[Extracted records]
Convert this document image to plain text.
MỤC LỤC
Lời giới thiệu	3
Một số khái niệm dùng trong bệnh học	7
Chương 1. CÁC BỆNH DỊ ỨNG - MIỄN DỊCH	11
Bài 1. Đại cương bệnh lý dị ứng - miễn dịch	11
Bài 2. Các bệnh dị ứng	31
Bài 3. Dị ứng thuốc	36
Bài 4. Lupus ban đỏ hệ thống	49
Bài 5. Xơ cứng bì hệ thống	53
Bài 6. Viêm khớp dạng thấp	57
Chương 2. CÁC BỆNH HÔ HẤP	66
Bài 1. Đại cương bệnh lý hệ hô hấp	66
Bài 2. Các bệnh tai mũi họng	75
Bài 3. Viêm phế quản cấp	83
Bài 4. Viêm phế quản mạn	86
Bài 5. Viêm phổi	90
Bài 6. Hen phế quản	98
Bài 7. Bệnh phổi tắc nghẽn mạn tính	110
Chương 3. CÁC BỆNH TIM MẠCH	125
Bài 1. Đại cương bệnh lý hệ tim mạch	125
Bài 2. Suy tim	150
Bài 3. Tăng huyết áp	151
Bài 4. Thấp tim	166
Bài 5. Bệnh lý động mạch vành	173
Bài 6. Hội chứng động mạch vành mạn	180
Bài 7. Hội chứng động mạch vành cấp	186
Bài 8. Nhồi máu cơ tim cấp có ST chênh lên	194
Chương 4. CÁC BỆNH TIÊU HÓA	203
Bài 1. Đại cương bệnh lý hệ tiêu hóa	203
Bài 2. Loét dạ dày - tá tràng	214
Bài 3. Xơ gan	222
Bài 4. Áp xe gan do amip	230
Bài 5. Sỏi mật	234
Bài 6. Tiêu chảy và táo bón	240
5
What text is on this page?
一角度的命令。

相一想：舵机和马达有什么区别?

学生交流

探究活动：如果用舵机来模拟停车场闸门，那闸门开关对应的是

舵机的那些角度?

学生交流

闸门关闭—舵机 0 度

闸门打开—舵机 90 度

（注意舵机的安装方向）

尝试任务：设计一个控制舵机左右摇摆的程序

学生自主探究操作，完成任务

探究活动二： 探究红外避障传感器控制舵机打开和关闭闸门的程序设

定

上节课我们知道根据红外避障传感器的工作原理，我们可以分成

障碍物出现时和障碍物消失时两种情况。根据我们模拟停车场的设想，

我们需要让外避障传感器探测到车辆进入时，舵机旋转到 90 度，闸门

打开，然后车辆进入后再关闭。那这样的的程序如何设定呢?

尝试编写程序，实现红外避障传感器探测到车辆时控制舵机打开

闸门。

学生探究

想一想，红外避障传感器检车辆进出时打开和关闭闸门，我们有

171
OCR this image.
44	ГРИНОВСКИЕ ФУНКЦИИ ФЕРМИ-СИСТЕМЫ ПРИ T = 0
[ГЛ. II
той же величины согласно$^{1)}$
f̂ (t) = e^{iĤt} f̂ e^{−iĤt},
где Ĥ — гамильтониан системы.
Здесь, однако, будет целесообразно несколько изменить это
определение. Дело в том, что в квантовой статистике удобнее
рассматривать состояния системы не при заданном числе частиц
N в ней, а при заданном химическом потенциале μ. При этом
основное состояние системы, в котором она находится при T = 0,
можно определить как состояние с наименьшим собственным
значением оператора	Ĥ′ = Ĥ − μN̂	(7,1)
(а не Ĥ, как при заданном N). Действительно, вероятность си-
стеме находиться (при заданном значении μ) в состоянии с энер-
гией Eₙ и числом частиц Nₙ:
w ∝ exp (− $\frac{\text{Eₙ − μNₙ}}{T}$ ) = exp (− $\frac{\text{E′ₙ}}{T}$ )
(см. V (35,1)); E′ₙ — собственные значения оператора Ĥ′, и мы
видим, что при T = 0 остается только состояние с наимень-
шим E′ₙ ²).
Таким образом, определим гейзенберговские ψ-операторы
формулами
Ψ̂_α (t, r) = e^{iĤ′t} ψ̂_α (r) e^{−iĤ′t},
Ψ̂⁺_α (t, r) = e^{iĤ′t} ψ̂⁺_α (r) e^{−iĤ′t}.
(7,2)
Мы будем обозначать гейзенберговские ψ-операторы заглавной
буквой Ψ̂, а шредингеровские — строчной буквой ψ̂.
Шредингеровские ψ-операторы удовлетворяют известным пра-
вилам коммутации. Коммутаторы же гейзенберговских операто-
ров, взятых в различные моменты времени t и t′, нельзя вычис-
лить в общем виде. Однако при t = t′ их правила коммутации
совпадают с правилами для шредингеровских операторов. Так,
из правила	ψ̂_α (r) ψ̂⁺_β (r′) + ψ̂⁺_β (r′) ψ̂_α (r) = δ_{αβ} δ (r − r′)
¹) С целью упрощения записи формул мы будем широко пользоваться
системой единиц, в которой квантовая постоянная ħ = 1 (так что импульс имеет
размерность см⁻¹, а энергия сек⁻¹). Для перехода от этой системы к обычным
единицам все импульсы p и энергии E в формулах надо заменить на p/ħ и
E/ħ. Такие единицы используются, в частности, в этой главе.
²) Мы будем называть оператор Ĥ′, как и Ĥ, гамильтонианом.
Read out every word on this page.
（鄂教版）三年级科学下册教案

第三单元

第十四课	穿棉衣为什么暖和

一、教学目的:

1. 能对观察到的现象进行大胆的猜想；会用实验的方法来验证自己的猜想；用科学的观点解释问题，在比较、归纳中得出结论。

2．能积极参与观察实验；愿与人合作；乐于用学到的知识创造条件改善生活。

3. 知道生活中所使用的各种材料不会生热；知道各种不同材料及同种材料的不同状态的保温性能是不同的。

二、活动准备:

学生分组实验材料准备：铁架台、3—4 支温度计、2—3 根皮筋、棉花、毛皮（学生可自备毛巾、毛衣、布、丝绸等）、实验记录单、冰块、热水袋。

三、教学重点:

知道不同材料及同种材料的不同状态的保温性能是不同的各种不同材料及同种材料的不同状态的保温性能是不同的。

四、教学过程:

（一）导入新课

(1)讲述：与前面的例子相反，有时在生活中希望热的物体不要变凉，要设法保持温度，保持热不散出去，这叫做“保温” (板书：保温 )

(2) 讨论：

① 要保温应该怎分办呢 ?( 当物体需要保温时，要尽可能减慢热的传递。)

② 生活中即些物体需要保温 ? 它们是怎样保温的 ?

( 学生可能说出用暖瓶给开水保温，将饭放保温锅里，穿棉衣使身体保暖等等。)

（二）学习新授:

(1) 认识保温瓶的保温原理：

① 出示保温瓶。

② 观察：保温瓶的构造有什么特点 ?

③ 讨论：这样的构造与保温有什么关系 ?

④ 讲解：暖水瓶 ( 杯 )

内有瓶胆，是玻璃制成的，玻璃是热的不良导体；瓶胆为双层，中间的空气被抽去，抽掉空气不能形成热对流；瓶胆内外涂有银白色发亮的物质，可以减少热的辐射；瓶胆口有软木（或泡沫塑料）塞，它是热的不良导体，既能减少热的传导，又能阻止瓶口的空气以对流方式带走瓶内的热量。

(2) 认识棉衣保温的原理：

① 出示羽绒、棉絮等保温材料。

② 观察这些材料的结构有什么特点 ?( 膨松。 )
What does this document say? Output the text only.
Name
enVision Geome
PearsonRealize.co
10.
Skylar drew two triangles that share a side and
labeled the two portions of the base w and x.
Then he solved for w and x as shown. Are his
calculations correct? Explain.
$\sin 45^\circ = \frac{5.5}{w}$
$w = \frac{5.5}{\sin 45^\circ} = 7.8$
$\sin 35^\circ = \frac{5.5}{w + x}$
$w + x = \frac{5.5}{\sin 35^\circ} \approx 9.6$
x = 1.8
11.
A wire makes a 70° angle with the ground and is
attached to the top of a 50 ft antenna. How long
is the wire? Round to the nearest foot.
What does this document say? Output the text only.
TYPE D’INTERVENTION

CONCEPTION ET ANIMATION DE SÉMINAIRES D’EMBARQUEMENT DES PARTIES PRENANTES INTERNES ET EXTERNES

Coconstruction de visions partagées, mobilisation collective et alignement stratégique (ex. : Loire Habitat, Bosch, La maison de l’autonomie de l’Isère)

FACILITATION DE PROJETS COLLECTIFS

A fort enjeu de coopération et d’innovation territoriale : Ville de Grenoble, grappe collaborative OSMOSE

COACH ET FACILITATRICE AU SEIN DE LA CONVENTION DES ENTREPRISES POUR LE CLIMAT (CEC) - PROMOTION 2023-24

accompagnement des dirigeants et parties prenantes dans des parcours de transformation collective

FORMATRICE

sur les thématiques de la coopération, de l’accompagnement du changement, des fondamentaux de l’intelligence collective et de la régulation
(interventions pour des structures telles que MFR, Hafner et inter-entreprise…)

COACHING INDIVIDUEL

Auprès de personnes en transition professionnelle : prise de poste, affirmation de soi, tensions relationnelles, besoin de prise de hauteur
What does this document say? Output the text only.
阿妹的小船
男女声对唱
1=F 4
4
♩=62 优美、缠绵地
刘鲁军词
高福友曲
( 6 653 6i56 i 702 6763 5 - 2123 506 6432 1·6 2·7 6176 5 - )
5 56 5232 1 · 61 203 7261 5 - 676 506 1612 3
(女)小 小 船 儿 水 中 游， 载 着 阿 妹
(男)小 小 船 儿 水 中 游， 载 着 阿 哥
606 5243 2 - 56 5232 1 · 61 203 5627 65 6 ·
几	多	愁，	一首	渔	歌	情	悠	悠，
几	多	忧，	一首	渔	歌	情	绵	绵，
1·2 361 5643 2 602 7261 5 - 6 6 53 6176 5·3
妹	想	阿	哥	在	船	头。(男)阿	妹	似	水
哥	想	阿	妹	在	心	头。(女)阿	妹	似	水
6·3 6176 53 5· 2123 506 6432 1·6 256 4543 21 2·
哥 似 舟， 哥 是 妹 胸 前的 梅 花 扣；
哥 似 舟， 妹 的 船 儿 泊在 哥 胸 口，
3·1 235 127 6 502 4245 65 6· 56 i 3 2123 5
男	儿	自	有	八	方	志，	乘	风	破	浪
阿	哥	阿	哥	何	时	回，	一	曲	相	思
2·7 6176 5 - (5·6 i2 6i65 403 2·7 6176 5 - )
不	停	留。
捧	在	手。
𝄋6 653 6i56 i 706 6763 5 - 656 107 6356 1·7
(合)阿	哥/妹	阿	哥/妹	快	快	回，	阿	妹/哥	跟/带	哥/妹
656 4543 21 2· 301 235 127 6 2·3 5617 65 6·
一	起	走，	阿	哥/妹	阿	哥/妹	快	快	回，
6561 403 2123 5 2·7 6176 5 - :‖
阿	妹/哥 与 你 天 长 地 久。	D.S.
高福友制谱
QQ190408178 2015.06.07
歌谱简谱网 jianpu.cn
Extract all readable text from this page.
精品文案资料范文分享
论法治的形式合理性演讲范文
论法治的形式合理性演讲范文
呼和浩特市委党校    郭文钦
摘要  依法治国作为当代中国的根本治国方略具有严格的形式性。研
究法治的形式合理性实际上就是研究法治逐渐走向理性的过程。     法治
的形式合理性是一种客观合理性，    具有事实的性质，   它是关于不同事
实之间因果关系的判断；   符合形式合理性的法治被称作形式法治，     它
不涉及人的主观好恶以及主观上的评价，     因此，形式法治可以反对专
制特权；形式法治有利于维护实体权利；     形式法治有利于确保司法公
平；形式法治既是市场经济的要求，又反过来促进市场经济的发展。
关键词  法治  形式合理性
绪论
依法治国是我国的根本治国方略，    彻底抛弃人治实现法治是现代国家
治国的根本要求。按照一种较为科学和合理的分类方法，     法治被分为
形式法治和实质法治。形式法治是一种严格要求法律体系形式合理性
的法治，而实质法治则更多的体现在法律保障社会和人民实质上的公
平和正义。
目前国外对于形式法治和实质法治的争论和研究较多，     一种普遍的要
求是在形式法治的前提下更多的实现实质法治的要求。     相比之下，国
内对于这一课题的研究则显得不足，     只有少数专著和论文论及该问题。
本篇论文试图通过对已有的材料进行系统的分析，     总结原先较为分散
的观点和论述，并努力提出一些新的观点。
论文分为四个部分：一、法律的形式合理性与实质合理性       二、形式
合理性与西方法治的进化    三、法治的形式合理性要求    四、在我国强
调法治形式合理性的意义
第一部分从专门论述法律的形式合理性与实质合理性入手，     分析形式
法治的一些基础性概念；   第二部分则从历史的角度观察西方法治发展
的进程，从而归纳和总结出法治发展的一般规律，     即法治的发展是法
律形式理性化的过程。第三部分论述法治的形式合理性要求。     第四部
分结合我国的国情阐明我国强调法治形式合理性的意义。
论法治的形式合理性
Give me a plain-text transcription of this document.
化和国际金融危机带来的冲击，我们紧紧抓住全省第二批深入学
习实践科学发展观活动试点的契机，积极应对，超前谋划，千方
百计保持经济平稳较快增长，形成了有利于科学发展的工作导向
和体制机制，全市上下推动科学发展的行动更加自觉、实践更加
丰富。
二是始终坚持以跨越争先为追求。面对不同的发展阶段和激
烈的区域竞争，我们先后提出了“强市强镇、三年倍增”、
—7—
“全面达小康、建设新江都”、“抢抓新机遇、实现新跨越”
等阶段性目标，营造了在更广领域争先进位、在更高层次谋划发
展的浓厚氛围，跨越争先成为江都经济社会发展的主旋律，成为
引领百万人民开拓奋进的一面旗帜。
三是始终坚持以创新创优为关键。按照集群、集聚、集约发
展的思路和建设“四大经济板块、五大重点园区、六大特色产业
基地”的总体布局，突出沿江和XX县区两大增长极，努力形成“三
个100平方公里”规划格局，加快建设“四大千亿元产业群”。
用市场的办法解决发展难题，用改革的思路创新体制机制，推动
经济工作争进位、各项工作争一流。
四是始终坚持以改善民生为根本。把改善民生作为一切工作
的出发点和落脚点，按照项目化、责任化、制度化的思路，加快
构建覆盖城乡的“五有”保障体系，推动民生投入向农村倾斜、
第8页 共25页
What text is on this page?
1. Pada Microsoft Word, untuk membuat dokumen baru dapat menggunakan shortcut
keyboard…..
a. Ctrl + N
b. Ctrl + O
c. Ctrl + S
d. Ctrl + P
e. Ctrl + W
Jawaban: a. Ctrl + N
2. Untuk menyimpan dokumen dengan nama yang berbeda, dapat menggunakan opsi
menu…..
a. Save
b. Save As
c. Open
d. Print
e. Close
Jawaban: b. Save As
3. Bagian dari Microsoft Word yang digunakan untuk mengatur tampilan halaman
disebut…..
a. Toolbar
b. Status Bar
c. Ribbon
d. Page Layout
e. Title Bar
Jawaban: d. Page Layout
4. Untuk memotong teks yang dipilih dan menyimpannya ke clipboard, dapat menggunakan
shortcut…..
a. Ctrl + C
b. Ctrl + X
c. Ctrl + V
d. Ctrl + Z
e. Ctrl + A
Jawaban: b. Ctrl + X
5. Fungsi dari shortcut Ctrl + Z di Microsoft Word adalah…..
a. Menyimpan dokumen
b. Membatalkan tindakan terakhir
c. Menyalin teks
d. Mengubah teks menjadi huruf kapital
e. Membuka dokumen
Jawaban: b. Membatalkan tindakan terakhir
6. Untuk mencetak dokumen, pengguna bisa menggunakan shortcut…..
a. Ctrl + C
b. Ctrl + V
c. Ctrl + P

Exercise directions ▸ Copy out every line that includes the word "coopération".

Output for this exercise ▸
A fort enjeu de coopération et d’innovation territoriale : Ville de Grenoble, grappe collaborative OSMOSE
sur les thématiques de la coopération, de l’accompagnement du changement, des fondamentaux de l’intelligence collective et de la régulation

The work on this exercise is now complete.